_Written problem_
In full and without alteration, repeat the material.

_Task input_
※ ※ ※

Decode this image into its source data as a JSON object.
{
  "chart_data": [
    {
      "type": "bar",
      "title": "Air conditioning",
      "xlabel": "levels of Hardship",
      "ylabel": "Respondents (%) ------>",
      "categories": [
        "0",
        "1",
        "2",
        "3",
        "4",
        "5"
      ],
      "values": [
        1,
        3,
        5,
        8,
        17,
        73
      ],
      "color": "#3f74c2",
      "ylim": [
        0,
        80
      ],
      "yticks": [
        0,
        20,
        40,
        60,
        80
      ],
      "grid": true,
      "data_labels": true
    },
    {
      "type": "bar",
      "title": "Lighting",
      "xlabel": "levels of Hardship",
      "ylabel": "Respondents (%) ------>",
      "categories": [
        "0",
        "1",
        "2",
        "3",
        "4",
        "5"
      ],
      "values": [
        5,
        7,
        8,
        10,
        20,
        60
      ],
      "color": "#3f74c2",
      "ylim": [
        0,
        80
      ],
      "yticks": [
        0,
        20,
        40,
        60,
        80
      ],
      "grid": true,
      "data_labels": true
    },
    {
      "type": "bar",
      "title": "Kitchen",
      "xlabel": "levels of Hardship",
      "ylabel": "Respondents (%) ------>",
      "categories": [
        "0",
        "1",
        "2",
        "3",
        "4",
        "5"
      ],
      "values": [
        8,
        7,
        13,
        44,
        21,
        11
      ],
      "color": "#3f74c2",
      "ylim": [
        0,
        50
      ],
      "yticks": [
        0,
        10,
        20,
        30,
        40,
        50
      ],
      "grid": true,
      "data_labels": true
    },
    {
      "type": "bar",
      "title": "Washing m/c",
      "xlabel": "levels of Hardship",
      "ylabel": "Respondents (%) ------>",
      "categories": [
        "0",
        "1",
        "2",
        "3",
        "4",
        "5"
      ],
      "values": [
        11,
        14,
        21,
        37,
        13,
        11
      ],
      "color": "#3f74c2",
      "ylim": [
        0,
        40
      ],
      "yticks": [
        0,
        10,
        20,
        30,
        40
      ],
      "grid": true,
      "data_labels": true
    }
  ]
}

※ ※ ※

_Complete output_
Decode this image into its source data as a JSON object.
{
  "chart_data": [
    {
      "type": "bar",
      "title": "Air conditioning",
      "xlabel": "levels of Hardship",
      "ylabel": "Respondents (%) ------>",
      "categories": [
        "0",
        "1",
        "2",
        "3",
        "4",
        "5"
      ],
      "values": [
        1,
        3,
        5,
        8,
        17,
        73
      ],
      "color": "#3f74c2",
      "ylim": [
        0,
        80
      ],
      "yticks": [
        0,
        20,
        40,
        60,
        80
      ],
      "grid": true,
      "data_labels": true
    },
    {
      "type": "bar",
      "title": "Lighting",
      "xlabel": "levels of Hardship",
      "ylabel": "Respondents (%) ------>",
      "categories": [
        "0",
        "1",
        "2",
        "3",
        "4",
        "5"
      ],
      "values": [
        5,
        7,
        8,
        10,
        20,
        60
      ],
      "color": "#3f74c2",
      "ylim": [
        0,
        80
      ],
      "yticks": [
        0,
        20,
        40,
        60,
        80
      ],
      "grid": true,
      "data_labels": true
    },
    {
      "type": "bar",
      "title": "Kitchen",
      "xlabel": "levels of Hardship",
      "ylabel": "Respondents (%) ------>",
      "categories": [
        "0",
        "1",
        "2",
        "3",
        "4",
        "5"
      ],
      "values": [
        8,
        7,
        13,
        44,
        21,
        11
      ],
      "color": "#3f74c2",
      "ylim": [
        0,
        50
      ],
      "yticks": [
        0,
        10,
        20,
        30,
        40,
        50
      ],
      "grid": true,
      "data_labels": true
    },
    {
      "type": "bar",
      "title": "Washing m/c",
      "xlabel": "levels of Hardship",
      "ylabel": "Respondents (%) ------>",
      "categories": [
        "0",
        "1",
        "2",
        "3",
        "4",
        "5"
      ],
      "values": [
        11,
        14,
        21,
        37,
        13,
        11
      ],
      "color": "#3f74c2",
      "ylim": [
        0,
        40
      ],
      "yticks": [
        0,
        10,
        20,
        30,
        40
      ],
      "grid": true,
      "data_labels": true
    }
  ]
}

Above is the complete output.